------ Data ------

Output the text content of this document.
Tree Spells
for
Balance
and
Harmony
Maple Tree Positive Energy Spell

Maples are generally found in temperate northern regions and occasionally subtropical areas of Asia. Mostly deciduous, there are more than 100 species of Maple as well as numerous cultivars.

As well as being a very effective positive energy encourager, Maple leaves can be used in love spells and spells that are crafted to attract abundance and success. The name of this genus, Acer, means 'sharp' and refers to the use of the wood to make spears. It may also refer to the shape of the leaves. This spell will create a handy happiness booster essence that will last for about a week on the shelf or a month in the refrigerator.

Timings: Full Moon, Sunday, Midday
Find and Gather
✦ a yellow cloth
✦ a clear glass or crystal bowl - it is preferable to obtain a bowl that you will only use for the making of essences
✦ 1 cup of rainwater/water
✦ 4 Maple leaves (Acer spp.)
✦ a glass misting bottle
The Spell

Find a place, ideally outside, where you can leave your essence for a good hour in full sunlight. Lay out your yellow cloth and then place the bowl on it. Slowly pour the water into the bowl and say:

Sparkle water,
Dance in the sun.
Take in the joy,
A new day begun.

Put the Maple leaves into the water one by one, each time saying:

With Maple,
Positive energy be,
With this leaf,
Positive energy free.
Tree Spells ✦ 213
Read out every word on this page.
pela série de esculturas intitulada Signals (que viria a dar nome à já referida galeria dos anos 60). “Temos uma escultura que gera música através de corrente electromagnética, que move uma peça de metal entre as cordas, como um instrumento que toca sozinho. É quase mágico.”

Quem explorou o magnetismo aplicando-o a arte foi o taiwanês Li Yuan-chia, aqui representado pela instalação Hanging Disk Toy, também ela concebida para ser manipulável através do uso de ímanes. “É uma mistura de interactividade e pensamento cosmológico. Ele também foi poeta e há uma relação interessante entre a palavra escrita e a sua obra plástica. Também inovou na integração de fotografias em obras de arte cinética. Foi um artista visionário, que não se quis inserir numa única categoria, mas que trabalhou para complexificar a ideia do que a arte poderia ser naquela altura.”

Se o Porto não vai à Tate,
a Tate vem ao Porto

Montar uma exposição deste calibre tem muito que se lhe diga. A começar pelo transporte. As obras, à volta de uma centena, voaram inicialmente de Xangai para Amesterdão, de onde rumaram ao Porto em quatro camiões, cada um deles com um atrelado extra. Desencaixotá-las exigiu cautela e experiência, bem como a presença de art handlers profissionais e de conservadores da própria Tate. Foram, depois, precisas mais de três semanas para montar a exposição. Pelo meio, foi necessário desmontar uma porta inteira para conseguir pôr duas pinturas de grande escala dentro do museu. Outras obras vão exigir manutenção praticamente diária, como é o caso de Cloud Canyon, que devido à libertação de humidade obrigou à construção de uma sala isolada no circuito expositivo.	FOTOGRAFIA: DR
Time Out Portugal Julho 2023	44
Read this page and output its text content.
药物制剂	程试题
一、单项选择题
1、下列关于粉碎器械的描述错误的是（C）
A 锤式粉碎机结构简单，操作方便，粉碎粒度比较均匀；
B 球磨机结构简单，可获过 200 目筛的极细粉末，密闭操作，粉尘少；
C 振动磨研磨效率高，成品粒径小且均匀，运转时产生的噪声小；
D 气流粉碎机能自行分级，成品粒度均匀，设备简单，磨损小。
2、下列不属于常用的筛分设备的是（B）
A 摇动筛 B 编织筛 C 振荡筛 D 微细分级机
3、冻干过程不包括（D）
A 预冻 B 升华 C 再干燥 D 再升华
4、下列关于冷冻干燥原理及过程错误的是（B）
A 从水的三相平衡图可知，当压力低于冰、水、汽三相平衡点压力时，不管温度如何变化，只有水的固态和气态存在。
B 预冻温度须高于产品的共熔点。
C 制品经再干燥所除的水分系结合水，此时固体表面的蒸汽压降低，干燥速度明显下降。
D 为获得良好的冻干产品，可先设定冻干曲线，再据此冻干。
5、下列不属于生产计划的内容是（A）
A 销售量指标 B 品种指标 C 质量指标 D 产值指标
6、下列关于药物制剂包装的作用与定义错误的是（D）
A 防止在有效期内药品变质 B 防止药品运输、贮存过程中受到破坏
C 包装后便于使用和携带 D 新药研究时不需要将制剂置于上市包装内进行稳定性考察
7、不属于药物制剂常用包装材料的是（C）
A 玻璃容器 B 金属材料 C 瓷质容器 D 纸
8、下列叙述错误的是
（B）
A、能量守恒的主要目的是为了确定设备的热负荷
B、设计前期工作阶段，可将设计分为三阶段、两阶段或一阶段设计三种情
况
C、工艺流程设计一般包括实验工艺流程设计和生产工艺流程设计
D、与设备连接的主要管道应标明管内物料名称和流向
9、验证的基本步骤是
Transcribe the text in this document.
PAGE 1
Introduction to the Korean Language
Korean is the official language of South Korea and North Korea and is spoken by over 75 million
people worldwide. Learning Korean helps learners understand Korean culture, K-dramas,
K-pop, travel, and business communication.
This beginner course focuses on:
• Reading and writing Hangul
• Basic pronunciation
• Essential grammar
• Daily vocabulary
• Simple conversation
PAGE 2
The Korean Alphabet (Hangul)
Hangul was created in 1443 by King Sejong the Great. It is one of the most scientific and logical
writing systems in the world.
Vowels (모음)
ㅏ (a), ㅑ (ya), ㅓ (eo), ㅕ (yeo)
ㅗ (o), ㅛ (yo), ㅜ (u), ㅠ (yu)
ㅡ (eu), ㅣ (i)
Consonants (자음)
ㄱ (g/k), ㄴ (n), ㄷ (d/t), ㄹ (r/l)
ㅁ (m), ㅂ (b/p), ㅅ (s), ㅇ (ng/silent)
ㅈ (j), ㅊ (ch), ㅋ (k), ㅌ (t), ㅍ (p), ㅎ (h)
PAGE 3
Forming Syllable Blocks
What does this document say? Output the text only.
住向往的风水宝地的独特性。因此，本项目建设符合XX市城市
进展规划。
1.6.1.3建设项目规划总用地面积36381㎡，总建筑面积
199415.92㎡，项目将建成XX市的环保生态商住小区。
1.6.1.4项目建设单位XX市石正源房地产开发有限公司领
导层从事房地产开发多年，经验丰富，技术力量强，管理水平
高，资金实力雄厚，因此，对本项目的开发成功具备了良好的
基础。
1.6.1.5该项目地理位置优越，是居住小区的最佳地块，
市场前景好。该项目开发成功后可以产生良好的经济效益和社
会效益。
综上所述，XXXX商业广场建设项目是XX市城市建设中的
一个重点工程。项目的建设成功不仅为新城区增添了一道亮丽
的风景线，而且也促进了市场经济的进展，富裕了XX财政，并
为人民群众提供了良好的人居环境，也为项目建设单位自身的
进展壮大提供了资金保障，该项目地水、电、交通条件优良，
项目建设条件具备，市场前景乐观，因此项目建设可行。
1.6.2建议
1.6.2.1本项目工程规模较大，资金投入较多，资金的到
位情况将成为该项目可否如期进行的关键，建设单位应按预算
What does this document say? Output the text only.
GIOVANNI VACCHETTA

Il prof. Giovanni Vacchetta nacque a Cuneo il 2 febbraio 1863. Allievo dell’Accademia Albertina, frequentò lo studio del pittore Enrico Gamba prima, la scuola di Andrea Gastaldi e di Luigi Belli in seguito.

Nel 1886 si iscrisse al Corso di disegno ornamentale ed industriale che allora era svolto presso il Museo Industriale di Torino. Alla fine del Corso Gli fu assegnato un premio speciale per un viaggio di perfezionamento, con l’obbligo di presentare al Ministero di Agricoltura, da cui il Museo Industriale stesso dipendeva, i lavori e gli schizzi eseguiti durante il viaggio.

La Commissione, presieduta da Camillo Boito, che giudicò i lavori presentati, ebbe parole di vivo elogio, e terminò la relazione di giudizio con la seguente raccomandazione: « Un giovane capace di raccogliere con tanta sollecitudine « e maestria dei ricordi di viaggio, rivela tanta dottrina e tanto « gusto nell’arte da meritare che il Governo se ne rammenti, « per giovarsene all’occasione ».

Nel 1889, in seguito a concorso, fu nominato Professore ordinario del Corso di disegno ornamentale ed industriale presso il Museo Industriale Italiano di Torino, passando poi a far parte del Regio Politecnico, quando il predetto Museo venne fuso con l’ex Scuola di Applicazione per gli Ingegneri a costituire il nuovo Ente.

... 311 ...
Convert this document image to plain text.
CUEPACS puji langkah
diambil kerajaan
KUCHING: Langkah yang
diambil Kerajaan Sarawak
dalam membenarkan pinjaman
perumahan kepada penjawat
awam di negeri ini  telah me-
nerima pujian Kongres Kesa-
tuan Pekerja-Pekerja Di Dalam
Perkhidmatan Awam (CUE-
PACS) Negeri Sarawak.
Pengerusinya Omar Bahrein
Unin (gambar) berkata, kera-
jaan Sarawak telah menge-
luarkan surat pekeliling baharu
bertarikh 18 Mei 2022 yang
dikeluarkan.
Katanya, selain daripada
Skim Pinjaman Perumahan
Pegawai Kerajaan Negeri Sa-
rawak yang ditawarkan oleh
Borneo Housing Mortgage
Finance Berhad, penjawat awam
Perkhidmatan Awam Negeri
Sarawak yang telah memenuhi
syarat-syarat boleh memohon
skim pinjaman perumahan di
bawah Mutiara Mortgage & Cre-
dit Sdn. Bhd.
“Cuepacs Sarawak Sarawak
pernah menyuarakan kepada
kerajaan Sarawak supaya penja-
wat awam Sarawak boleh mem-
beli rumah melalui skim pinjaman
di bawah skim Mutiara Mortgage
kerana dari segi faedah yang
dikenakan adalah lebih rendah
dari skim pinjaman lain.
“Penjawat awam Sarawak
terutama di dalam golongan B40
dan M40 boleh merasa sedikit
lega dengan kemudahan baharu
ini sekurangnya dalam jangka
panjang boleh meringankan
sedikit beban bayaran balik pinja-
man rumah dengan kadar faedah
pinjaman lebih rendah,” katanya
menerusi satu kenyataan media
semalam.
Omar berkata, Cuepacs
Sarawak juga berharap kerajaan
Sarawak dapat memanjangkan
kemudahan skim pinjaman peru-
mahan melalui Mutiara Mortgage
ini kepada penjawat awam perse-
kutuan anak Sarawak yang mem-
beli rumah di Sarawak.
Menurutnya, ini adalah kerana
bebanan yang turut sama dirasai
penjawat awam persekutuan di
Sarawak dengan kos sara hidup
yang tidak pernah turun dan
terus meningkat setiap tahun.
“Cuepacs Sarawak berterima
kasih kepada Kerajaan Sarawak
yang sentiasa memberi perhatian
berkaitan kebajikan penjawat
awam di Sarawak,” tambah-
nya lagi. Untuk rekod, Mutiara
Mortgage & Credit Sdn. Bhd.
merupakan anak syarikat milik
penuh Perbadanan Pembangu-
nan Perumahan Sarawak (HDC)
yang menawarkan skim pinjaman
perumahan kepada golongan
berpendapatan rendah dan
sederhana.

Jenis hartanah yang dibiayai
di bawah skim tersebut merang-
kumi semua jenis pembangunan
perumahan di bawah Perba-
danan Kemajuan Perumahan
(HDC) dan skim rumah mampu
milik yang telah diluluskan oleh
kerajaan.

------

What you will do:
Pull out and copy each line containing the string "Mortgage".

Exercise answer:
Borneo Housing Mortgage
bawah Mutiara Mortgage & Cre-
di bawah skim Mutiara Mortgage
mahan melalui Mutiara Mortgage
Mortgage & Credit Sdn. Bhd.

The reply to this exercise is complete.